» Problem details
Repeat exactly the lines from the one containing "Read this page and output its text content." through the last line of the records below, both included, and nothing else.
= = = =
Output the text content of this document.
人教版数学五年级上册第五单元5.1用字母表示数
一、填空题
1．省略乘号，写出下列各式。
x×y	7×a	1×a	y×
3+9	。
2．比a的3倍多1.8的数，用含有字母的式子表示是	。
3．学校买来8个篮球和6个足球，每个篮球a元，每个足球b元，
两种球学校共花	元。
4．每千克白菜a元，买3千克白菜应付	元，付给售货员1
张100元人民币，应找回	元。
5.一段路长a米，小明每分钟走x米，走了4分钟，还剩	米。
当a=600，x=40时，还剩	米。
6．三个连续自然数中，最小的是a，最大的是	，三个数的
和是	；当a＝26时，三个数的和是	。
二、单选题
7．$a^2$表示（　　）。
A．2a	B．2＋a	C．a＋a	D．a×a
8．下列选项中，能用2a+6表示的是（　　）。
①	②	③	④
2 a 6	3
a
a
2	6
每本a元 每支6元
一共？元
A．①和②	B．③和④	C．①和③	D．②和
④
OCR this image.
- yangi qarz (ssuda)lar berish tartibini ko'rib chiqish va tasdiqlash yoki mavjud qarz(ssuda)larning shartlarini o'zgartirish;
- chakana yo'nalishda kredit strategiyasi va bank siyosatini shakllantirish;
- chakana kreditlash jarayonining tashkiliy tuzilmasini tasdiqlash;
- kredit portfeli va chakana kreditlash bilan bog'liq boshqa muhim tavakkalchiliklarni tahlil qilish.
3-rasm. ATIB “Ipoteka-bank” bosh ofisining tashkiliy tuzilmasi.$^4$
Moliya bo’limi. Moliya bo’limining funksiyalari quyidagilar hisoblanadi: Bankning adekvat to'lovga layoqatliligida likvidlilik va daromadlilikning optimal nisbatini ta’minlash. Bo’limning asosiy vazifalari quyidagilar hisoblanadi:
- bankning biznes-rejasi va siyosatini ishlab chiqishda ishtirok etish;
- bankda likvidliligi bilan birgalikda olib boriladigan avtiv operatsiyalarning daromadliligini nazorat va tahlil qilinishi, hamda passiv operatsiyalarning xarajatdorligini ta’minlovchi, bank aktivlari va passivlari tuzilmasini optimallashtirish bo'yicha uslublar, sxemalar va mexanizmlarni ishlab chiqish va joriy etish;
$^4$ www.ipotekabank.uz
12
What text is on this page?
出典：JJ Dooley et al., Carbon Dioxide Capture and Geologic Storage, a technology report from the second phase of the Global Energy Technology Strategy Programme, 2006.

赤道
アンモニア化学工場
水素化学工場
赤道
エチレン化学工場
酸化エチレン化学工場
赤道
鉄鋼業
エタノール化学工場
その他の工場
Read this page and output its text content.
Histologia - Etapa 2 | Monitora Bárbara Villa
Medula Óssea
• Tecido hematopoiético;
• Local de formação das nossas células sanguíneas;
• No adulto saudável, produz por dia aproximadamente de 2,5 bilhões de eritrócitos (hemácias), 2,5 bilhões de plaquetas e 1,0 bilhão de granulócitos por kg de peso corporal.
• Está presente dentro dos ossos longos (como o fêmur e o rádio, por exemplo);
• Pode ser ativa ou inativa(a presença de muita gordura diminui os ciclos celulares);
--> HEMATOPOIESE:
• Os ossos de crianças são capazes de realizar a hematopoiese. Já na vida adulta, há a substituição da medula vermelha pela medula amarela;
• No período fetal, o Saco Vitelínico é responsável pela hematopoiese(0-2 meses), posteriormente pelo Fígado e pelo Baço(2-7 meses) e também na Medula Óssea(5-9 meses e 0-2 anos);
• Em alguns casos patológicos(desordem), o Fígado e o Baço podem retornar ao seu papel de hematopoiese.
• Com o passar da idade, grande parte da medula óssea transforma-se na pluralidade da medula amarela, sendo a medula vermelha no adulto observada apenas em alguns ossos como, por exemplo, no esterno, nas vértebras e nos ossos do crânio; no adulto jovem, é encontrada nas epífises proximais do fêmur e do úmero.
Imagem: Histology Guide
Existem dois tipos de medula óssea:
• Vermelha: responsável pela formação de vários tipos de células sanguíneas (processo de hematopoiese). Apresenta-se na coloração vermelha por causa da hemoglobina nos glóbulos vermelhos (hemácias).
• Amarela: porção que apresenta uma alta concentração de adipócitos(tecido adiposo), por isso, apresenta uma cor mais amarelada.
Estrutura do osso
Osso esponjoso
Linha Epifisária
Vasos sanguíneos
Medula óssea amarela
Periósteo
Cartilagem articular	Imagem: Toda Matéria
= = = =
» Correct response
Read this page and output its text content.
Histologia - Etapa 2 | Monitora Bárbara Villa
Medula Óssea
• Tecido hematopoiético;
• Local de formação das nossas células sanguíneas;
• No adulto saudável, produz por dia aproximadamente de 2,5 bilhões de eritrócitos (hemácias), 2,5 bilhões de plaquetas e 1,0 bilhão de granulócitos por kg de peso corporal.
• Está presente dentro dos ossos longos (como o fêmur e o rádio, por exemplo);
• Pode ser ativa ou inativa(a presença de muita gordura diminui os ciclos celulares);
--> HEMATOPOIESE:
• Os ossos de crianças são capazes de realizar a hematopoiese. Já na vida adulta, há a substituição da medula vermelha pela medula amarela;
• No período fetal, o Saco Vitelínico é responsável pela hematopoiese(0-2 meses), posteriormente pelo Fígado e pelo Baço(2-7 meses) e também na Medula Óssea(5-9 meses e 0-2 anos);
• Em alguns casos patológicos(desordem), o Fígado e o Baço podem retornar ao seu papel de hematopoiese.
• Com o passar da idade, grande parte da medula óssea transforma-se na pluralidade da medula amarela, sendo a medula vermelha no adulto observada apenas em alguns ossos como, por exemplo, no esterno, nas vértebras e nos ossos do crânio; no adulto jovem, é encontrada nas epífises proximais do fêmur e do úmero.
Imagem: Histology Guide
Existem dois tipos de medula óssea:
• Vermelha: responsável pela formação de vários tipos de células sanguíneas (processo de hematopoiese). Apresenta-se na coloração vermelha por causa da hemoglobina nos glóbulos vermelhos (hemácias).
• Amarela: porção que apresenta uma alta concentração de adipócitos(tecido adiposo), por isso, apresenta uma cor mais amarelada.
Estrutura do osso
Osso esponjoso
Linha Epifisária
Vasos sanguíneos
Medula óssea amarela
Periósteo
Cartilagem articular	Imagem: Toda Matéria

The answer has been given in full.